** START Material **

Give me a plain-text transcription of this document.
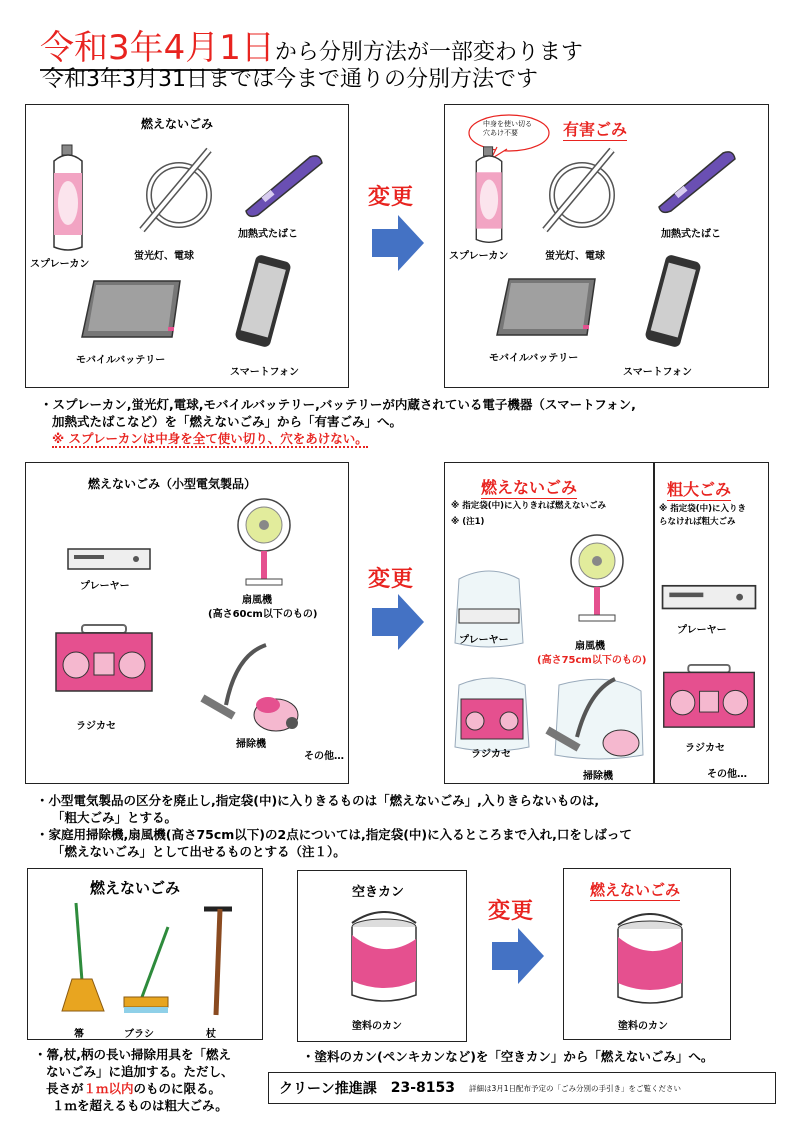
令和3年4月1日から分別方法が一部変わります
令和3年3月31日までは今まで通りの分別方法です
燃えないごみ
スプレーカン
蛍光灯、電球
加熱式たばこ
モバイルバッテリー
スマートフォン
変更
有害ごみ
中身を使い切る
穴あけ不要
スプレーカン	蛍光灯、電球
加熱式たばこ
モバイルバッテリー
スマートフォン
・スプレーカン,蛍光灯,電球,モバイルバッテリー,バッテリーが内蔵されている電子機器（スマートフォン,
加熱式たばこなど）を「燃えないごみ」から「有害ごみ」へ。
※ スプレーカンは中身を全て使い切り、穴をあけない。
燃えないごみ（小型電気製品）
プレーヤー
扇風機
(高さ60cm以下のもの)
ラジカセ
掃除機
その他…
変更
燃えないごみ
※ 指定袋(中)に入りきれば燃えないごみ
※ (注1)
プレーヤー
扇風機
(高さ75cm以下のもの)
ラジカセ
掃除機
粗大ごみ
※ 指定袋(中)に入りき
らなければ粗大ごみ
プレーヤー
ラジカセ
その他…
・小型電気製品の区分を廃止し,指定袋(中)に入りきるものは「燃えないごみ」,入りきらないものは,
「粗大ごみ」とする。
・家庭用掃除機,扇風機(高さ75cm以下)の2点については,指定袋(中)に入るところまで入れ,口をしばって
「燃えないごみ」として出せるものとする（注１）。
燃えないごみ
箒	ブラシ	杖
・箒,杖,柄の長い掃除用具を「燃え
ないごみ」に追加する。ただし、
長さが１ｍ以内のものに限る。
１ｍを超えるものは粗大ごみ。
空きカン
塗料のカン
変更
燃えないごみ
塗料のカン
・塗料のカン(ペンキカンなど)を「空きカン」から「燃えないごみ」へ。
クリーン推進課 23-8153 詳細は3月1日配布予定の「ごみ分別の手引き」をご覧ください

** END Material **
** START Material **

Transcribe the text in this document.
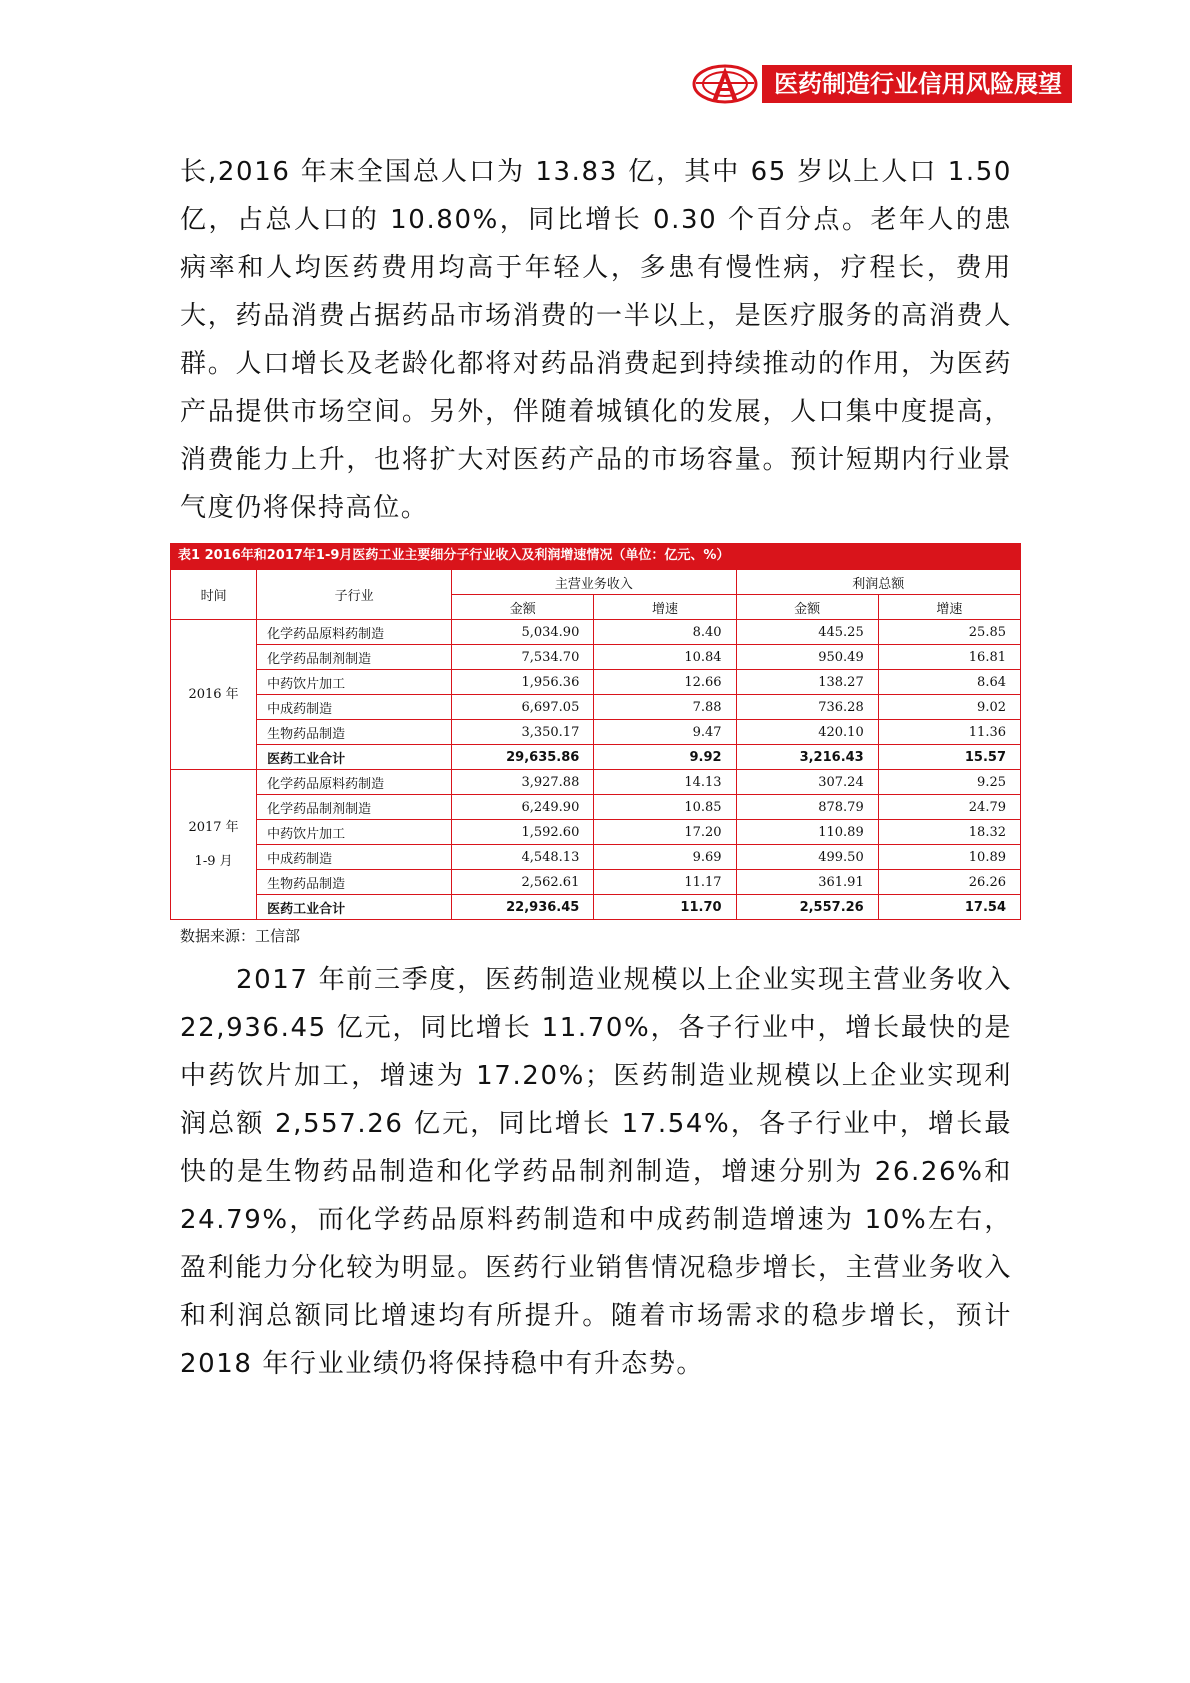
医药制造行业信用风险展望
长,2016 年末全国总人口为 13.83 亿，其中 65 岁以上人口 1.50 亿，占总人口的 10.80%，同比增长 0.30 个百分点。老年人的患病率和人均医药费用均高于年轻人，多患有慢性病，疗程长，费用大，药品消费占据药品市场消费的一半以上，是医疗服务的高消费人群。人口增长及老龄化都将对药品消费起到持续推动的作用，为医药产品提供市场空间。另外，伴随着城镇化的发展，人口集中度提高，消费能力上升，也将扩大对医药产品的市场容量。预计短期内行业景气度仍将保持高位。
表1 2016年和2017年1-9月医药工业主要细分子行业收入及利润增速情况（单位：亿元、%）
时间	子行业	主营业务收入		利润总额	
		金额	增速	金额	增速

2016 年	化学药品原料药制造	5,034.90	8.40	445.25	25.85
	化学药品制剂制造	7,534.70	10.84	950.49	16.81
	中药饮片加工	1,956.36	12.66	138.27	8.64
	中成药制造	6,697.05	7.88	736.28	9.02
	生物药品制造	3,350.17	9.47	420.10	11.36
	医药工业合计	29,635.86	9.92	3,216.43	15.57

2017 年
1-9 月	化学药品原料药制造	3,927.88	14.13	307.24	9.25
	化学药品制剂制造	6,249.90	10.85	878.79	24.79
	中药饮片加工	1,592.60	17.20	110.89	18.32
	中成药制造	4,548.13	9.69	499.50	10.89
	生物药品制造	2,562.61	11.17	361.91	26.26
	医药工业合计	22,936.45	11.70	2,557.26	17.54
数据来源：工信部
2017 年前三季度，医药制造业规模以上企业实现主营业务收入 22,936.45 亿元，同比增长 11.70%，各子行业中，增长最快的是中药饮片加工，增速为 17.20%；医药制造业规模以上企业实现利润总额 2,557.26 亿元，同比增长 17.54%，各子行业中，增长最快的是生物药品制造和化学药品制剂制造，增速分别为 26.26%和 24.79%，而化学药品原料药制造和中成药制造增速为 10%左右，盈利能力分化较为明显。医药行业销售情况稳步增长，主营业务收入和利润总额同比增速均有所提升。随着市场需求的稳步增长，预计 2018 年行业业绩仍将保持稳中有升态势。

** END Material **

Your task:
Pick out the lines containing the string "this".

Answer for the task:
Give me a plain-text transcription of this document.
Transcribe the text in this document.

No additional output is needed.